Data listing
......
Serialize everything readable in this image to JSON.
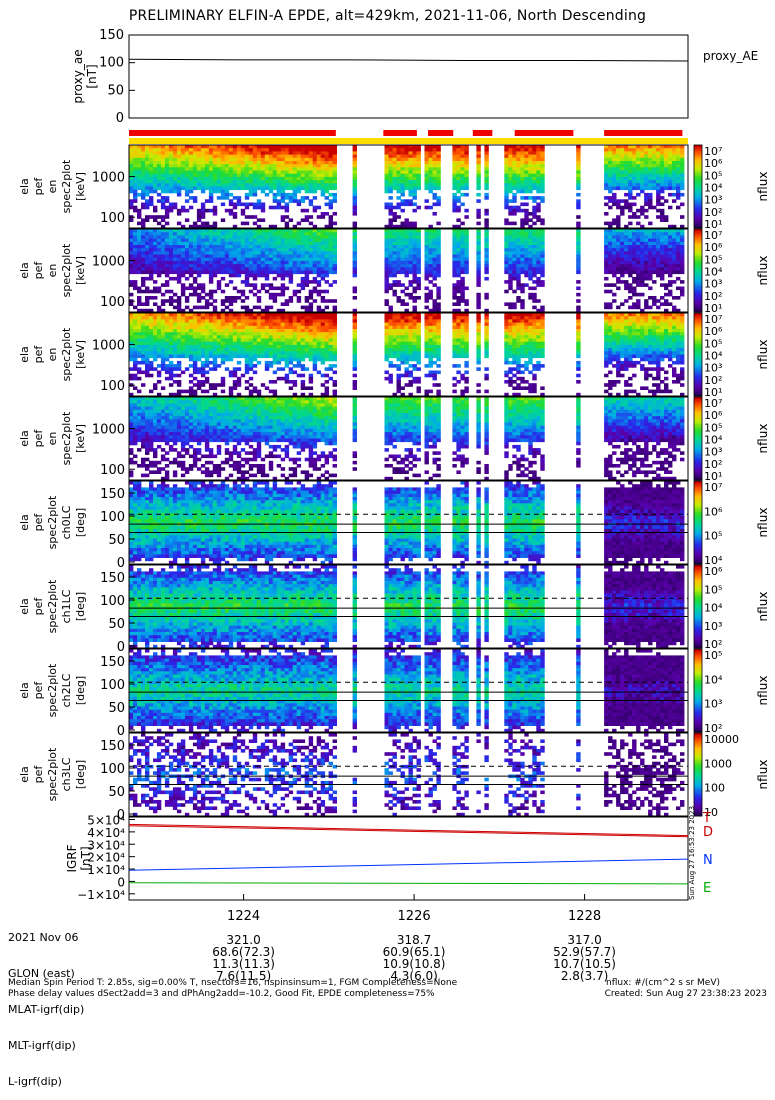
{
  "title": "PRELIMINARY ELFIN-A EPDE, alt=429km, 2021-11-06, North Descending",
  "colors": {
    "red_bar": "#ee0000",
    "yellow_bar": "#ffdd00",
    "field_T": "#cc0000",
    "field_D": "#cc0000",
    "field_N": "#0033ff",
    "field_E": "#00aa00"
  },
  "chart_data": [
    {
      "type": "line",
      "panel": "proxy_ae",
      "ylabel": "proxy_ae\n[nT]",
      "ylim": [
        0,
        150
      ],
      "yticks": [
        "150",
        "100",
        "50",
        "0"
      ],
      "legend": "proxy_AE",
      "series": [
        {
          "name": "proxy_AE",
          "values": [
            106,
            105,
            105,
            104,
            104,
            103
          ]
        }
      ]
    },
    {
      "type": "heatmap",
      "panel": "spec2plot_en_1",
      "ylabel": "ela\npef\nen\nspec2plot\n[keV]",
      "yticks": [
        "1000",
        "100"
      ],
      "colorbar": {
        "label": "nflux",
        "ticks": [
          "10⁷",
          "10⁶",
          "10⁵",
          "10⁴",
          "10³",
          "10²",
          "10¹"
        ]
      }
    },
    {
      "type": "heatmap",
      "panel": "spec2plot_en_2",
      "ylabel": "ela\npef\nen\nspec2plot\n[keV]",
      "yticks": [
        "1000",
        "100"
      ],
      "colorbar": {
        "label": "nflux",
        "ticks": [
          "10⁷",
          "10⁶",
          "10⁵",
          "10⁴",
          "10³",
          "10²",
          "10¹"
        ]
      }
    },
    {
      "type": "heatmap",
      "panel": "spec2plot_en_3",
      "ylabel": "ela\npef\nen\nspec2plot\n[keV]",
      "yticks": [
        "1000",
        "100"
      ],
      "colorbar": {
        "label": "nflux",
        "ticks": [
          "10⁷",
          "10⁶",
          "10⁵",
          "10⁴",
          "10³",
          "10²",
          "10¹"
        ]
      }
    },
    {
      "type": "heatmap",
      "panel": "spec2plot_en_4",
      "ylabel": "ela\npef\nen\nspec2plot\n[keV]",
      "yticks": [
        "1000",
        "100"
      ],
      "colorbar": {
        "label": "nflux",
        "ticks": [
          "10⁷",
          "10⁶",
          "10⁵",
          "10⁴",
          "10³",
          "10²",
          "10¹"
        ]
      }
    },
    {
      "type": "heatmap",
      "panel": "ch0LC",
      "ylabel": "ela\npef\nspec2plot\nch0LC\n[deg]",
      "yticks": [
        "150",
        "100",
        "50",
        "0"
      ],
      "colorbar": {
        "label": "nflux",
        "ticks": [
          "10⁷",
          "10⁶",
          "10⁵",
          "10⁴"
        ]
      }
    },
    {
      "type": "heatmap",
      "panel": "ch1LC",
      "ylabel": "ela\npef\nspec2plot\nch1LC\n[deg]",
      "yticks": [
        "150",
        "100",
        "50",
        "0"
      ],
      "colorbar": {
        "label": "nflux",
        "ticks": [
          "10⁶",
          "10⁵",
          "10⁴",
          "10³",
          "10²"
        ]
      }
    },
    {
      "type": "heatmap",
      "panel": "ch2LC",
      "ylabel": "ela\npef\nspec2plot\nch2LC\n[deg]",
      "yticks": [
        "150",
        "100",
        "50",
        "0"
      ],
      "colorbar": {
        "label": "nflux",
        "ticks": [
          "10⁵",
          "10⁴",
          "10³",
          "10²"
        ]
      }
    },
    {
      "type": "heatmap",
      "panel": "ch3LC",
      "ylabel": "ela\npef\nspec2plot\nch3LC\n[deg]",
      "yticks": [
        "150",
        "100",
        "50",
        "0"
      ],
      "colorbar": {
        "label": "nflux",
        "ticks": [
          "10000",
          "1000",
          "100",
          "10"
        ]
      }
    },
    {
      "type": "line",
      "panel": "IGRF",
      "ylabel": "IGRF\n[nT]",
      "yticks": [
        "5×10⁴",
        "4×10⁴",
        "3×10⁴",
        "2×10⁴",
        "1×10⁴",
        "0",
        "−1×10⁴"
      ],
      "ylim": [
        -15000,
        52000
      ],
      "series": [
        {
          "name": "T",
          "values": [
            46000,
            37000
          ]
        },
        {
          "name": "D",
          "values": [
            45000,
            36000
          ]
        },
        {
          "name": "N",
          "values": [
            9000,
            18000
          ]
        },
        {
          "name": "E",
          "values": [
            -1000,
            -2000
          ]
        }
      ],
      "side_text": "Sun Aug 27 16:53:23 2023"
    }
  ],
  "xaxis": {
    "ticks": [
      "1224",
      "1226",
      "1228"
    ],
    "rows": [
      {
        "label": "2021 Nov 06",
        "values": [
          "",
          "",
          ""
        ]
      },
      {
        "label": "GLON (east)",
        "values": [
          "321.0",
          "318.7",
          "317.0"
        ]
      },
      {
        "label": "MLAT-igrf(dip)",
        "values": [
          "68.6(72.3)",
          "60.9(65.1)",
          "52.9(57.7)"
        ]
      },
      {
        "label": "MLT-igrf(dip)",
        "values": [
          "11.3(11.3)",
          "10.9(10.8)",
          "10.7(10.5)"
        ]
      },
      {
        "label": "L-igrf(dip)",
        "values": [
          "7.6(11.5)",
          "4.3(6.0)",
          "2.8(3.7)"
        ]
      }
    ]
  },
  "footer": {
    "line1": "Median Spin Period T: 2.85s, sig=0.00% T, nsectors=16, nspinsinsum=1, FGM Completeness=None",
    "line2": "Phase delay values dSect2add=3 and dPhAng2add=-10.2, Good Fit, EPDE completeness=75%",
    "units": "nflux: #/(cm^2 s sr MeV)",
    "created": "Created: Sun Aug 27 23:38:23 2023"
  }
}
......
■ Requirements
Write out the listing above exactly as it stands, pictures excluded.

■ Solution to this exercise
Serialize everything readable in this image to JSON.
{
  "title": "PRELIMINARY ELFIN-A EPDE, alt=429km, 2021-11-06, North Descending",
  "colors": {
    "red_bar": "#ee0000",
    "yellow_bar": "#ffdd00",
    "field_T": "#cc0000",
    "field_D": "#cc0000",
    "field_N": "#0033ff",
    "field_E": "#00aa00"
  },
  "chart_data": [
    {
      "type": "line",
      "panel": "proxy_ae",
      "ylabel": "proxy_ae\n[nT]",
      "ylim": [
        0,
        150
      ],
      "yticks": [
        "150",
        "100",
        "50",
        "0"
      ],
      "legend": "proxy_AE",
      "series": [
        {
          "name": "proxy_AE",
          "values": [
            106,
            105,
            105,
            104,
            104,
            103
          ]
        }
      ]
    },
    {
      "type": "heatmap",
      "panel": "spec2plot_en_1",
      "ylabel": "ela\npef\nen\nspec2plot\n[keV]",
      "yticks": [
        "1000",
        "100"
      ],
      "colorbar": {
        "label": "nflux",
        "ticks": [
          "10⁷",
          "10⁶",
          "10⁵",
          "10⁴",
          "10³",
          "10²",
          "10¹"
        ]
      }
    },
    {
      "type": "heatmap",
      "panel": "spec2plot_en_2",
      "ylabel": "ela\npef\nen\nspec2plot\n[keV]",
      "yticks": [
        "1000",
        "100"
      ],
      "colorbar": {
        "label": "nflux",
        "ticks": [
          "10⁷",
          "10⁶",
          "10⁵",
          "10⁴",
          "10³",
          "10²",
          "10¹"
        ]
      }
    },
    {
      "type": "heatmap",
      "panel": "spec2plot_en_3",
      "ylabel": "ela\npef\nen\nspec2plot\n[keV]",
      "yticks": [
        "1000",
        "100"
      ],
      "colorbar": {
        "label": "nflux",
        "ticks": [
          "10⁷",
          "10⁶",
          "10⁵",
          "10⁴",
          "10³",
          "10²",
          "10¹"
        ]
      }
    },
    {
      "type": "heatmap",
      "panel": "spec2plot_en_4",
      "ylabel": "ela\npef\nen\nspec2plot\n[keV]",
      "yticks": [
        "1000",
        "100"
      ],
      "colorbar": {
        "label": "nflux",
        "ticks": [
          "10⁷",
          "10⁶",
          "10⁵",
          "10⁴",
          "10³",
          "10²",
          "10¹"
        ]
      }
    },
    {
      "type": "heatmap",
      "panel": "ch0LC",
      "ylabel": "ela\npef\nspec2plot\nch0LC\n[deg]",
      "yticks": [
        "150",
        "100",
        "50",
        "0"
      ],
      "colorbar": {
        "label": "nflux",
        "ticks": [
          "10⁷",
          "10⁶",
          "10⁵",
          "10⁴"
        ]
      }
    },
    {
      "type": "heatmap",
      "panel": "ch1LC",
      "ylabel": "ela\npef\nspec2plot\nch1LC\n[deg]",
      "yticks": [
        "150",
        "100",
        "50",
        "0"
      ],
      "colorbar": {
        "label": "nflux",
        "ticks": [
          "10⁶",
          "10⁵",
          "10⁴",
          "10³",
          "10²"
        ]
      }
    },
    {
      "type": "heatmap",
      "panel": "ch2LC",
      "ylabel": "ela\npef\nspec2plot\nch2LC\n[deg]",
      "yticks": [
        "150",
        "100",
        "50",
        "0"
      ],
      "colorbar": {
        "label": "nflux",
        "ticks": [
          "10⁵",
          "10⁴",
          "10³",
          "10²"
        ]
      }
    },
    {
      "type": "heatmap",
      "panel": "ch3LC",
      "ylabel": "ela\npef\nspec2plot\nch3LC\n[deg]",
      "yticks": [
        "150",
        "100",
        "50",
        "0"
      ],
      "colorbar": {
        "label": "nflux",
        "ticks": [
          "10000",
          "1000",
          "100",
          "10"
        ]
      }
    },
    {
      "type": "line",
      "panel": "IGRF",
      "ylabel": "IGRF\n[nT]",
      "yticks": [
        "5×10⁴",
        "4×10⁴",
        "3×10⁴",
        "2×10⁴",
        "1×10⁴",
        "0",
        "−1×10⁴"
      ],
      "ylim": [
        -15000,
        52000
      ],
      "series": [
        {
          "name": "T",
          "values": [
            46000,
            37000
          ]
        },
        {
          "name": "D",
          "values": [
            45000,
            36000
          ]
        },
        {
          "name": "N",
          "values": [
            9000,
            18000
          ]
        },
        {
          "name": "E",
          "values": [
            -1000,
            -2000
          ]
        }
      ],
      "side_text": "Sun Aug 27 16:53:23 2023"
    }
  ],
  "xaxis": {
    "ticks": [
      "1224",
      "1226",
      "1228"
    ],
    "rows": [
      {
        "label": "2021 Nov 06",
        "values": [
          "",
          "",
          ""
        ]
      },
      {
        "label": "GLON (east)",
        "values": [
          "321.0",
          "318.7",
          "317.0"
        ]
      },
      {
        "label": "MLAT-igrf(dip)",
        "values": [
          "68.6(72.3)",
          "60.9(65.1)",
          "52.9(57.7)"
        ]
      },
      {
        "label": "MLT-igrf(dip)",
        "values": [
          "11.3(11.3)",
          "10.9(10.8)",
          "10.7(10.5)"
        ]
      },
      {
        "label": "L-igrf(dip)",
        "values": [
          "7.6(11.5)",
          "4.3(6.0)",
          "2.8(3.7)"
        ]
      }
    ]
  },
  "footer": {
    "line1": "Median Spin Period T: 2.85s, sig=0.00% T, nsectors=16, nspinsinsum=1, FGM Completeness=None",
    "line2": "Phase delay values dSect2add=3 and dPhAng2add=-10.2, Good Fit, EPDE completeness=75%",
    "units": "nflux: #/(cm^2 s sr MeV)",
    "created": "Created: Sun Aug 27 23:38:23 2023"
  }
}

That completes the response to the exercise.